**** FUENTE ****
Por eso ahora el “engañado e inocente Álvaro”, se cree con el derecho de pedir apoyo para el Centro Democrático, repartiendo volantes por las principales ciudades de Colombia para respaldar candidatos que posiblemente si son elegidos también lo engañen y él continúe afligido con tantas traiciones pero atesorando riquezas “gracias a su trabajo y esfuerzo”. Álvaro Uribe quiere mostrarse como un hombre ejemplar que además, multiplica de manera asombrosa su patrimonio a pesar de sus «modestos salarios públicos» con los que ha logrado él y su familia acumular una fortuna en tierras y 72 bienes entre los cuales hay haciendas, lotes, fincas, apartamentos, varios conjuntos residenciales y negocios inmobiliarios que aparecen a nombre de sus hijos y su esposa Lina, según investigación reciente publicada por el portal Vorágine.


Volver a las escenas de crimen en diferentes lugares del país donde se ha regado sangre inocente, sirve para remover el dolor, exacerbar la ira contenida de todo un pueblo y especialmente de los jóvenes que ya no pueden más con tantas necesidades. Los gritos e insultos de paraco, asesino no es más que la materialización de la impotencia que produce ver el cinismo de uno de los personajes más siniestros de la historia del país; no se sabe aún cómo en una existencia tan insignificante puede caber tanta maldad.

Con la frialdad que lo caracteriza Uribe tiene el morro de mantenerse en «campaña” recorriendo ciudades y pueblos, acompañado de su séquito de escoltas, mostrándose sonriente sabiendo que su sola presencia representa para millones de compatriotas, una lluvia de sal en las heridas abiertas de campesinos, madres, padres, huérfanos que no saben cómo han podido sobrevivir al horror que sembró la seguridad democrática de las presidencias de Uribe registradas en la historia del país como una de las más sangrientas y pavorosas que se recuerdan y que quién sabe cuándo puedan cicatrizar.

El que se siente omnipotente sin duda también tiene una soberbia desbordada y solo alguien así puede atreverse a pisar las heridas de su pueblo y seguir obsesionado con mantener un sistema de odio y crueldad respaldado por las Fuerzas Militares y medios de comunicación, responsables y cómplices de la desinformación con la que se ha manipulado la conciencia popular de varias generaciones.
Generalmente los hechos terminan siendo más contundentes que las palabras y los discursos con los que anestesiaron por tanto tiempo a millones de colombianos ya no cumplen su siniestra misión. Los ciudadanos a punta de sufrimiento, hambre, dolor, miseria, destierro, amargura, decepción, se arrancaron la venda de los ojos y ya saben que Uribe no fue el presidente ni mucho menos el líder político con propuestas que redundaron en beneficio de la Nación. Uribe fue impuesto a punta de metralleta y motosierra con la ayuda narco paramilitar y una prensa encubridora que lo escondió y protegió, manipulando a un pueblo con información mentirosa, pueblo que siguió sagradamente noticieros de televisión o la lectura de los diarios oficiales que les narraban historias haciéndoles creer que se estaba ganando una guerra cuando en realidad se ungía a un genocida.
****
TU TAREA - Reproduce el fragmento del texto comprendido entre "El que se siente" y "de varias generaciones.", ambos incluidos, y reemplaza "Fuerzas Militares" por "Fuerzas Armadas".
**** REGISTROS PROPORCIONADOS ****
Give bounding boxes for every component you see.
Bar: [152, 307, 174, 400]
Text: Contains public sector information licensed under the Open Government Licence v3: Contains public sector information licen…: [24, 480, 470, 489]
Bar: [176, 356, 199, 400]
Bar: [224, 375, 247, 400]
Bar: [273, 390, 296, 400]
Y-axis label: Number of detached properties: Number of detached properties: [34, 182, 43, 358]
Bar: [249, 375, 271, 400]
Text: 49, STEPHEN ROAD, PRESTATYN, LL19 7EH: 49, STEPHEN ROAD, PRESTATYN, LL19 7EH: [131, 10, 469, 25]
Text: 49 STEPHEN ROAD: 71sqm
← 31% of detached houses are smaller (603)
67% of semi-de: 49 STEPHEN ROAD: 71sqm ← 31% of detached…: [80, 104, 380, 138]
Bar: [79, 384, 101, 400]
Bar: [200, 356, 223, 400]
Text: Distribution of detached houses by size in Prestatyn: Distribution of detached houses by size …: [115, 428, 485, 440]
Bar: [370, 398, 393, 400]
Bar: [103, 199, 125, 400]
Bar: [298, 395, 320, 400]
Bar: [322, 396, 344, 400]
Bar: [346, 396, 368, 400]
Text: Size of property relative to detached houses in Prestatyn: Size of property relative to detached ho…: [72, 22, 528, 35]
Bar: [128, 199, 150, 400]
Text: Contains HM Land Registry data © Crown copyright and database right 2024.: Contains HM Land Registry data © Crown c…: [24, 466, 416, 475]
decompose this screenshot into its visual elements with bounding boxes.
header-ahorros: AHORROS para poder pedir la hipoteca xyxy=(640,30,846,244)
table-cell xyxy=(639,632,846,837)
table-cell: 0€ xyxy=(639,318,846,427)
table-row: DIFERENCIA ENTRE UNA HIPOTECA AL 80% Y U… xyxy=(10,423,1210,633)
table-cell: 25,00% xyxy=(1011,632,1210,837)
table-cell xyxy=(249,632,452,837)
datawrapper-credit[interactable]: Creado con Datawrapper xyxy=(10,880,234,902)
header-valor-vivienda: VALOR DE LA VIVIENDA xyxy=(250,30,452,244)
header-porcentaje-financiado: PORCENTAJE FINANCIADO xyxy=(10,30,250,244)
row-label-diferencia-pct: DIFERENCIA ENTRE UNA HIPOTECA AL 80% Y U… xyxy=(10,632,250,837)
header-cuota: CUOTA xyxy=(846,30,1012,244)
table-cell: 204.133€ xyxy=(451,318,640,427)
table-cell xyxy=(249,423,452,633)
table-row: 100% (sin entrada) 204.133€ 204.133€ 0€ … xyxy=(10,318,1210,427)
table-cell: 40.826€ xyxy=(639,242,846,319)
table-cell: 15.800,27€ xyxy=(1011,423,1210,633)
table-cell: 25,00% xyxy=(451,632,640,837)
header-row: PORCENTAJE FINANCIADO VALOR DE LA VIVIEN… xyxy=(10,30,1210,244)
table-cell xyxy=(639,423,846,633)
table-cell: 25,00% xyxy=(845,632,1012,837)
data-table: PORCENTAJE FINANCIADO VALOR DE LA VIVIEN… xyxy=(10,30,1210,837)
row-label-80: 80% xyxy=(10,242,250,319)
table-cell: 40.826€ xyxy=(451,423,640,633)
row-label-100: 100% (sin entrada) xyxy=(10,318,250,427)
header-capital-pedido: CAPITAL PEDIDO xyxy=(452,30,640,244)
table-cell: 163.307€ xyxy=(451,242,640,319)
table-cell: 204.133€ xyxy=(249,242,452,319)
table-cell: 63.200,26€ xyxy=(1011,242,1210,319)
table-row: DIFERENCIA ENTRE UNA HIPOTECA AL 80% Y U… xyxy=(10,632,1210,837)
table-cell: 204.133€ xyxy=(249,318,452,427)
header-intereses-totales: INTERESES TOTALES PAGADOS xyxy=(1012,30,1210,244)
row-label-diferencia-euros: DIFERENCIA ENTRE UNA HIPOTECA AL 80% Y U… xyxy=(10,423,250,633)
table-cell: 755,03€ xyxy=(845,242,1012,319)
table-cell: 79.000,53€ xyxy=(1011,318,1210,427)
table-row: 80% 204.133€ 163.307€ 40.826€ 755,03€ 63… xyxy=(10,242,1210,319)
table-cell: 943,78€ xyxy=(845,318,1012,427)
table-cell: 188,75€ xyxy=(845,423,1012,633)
****
RESULTADO OBTENIDO -
El que se siente omnipotente sin duda también tiene una soberbia desbordada y solo alguien así puede atreverse a pisar las heridas de su pueblo y seguir obsesionado con mantener un sistema de odio y crueldad respaldado por las Fuerzas Armadas y medios de comunicación, responsables y cómplices de la desinformación con la que se ha manipulado la conciencia popular de varias generaciones.